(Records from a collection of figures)
*****
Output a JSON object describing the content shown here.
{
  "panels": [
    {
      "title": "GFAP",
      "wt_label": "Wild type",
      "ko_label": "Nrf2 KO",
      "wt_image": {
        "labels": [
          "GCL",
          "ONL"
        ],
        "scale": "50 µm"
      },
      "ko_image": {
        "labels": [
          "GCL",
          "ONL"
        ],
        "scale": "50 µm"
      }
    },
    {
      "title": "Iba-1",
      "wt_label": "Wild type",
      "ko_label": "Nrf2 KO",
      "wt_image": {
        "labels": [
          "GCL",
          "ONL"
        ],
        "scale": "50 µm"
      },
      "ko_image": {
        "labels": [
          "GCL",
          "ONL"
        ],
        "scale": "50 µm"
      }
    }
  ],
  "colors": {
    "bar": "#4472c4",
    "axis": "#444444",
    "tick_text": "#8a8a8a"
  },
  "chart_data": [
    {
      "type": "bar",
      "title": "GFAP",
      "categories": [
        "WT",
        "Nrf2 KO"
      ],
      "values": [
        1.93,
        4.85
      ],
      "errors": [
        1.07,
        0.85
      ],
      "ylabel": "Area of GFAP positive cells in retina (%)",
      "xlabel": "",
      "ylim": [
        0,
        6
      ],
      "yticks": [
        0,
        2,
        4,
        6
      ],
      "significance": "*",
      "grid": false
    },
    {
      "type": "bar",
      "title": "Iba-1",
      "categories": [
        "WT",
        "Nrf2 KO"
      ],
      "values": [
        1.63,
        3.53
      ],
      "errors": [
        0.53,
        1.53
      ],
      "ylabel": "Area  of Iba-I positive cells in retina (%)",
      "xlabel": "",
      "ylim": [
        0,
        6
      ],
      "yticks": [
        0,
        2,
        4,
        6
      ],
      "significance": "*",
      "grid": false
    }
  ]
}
*****
*TASK BRIEF*.
Lines in the records that hold "positive" should be tallied, with the total given on its own.

*ANSWER FOR THE TASK*.
2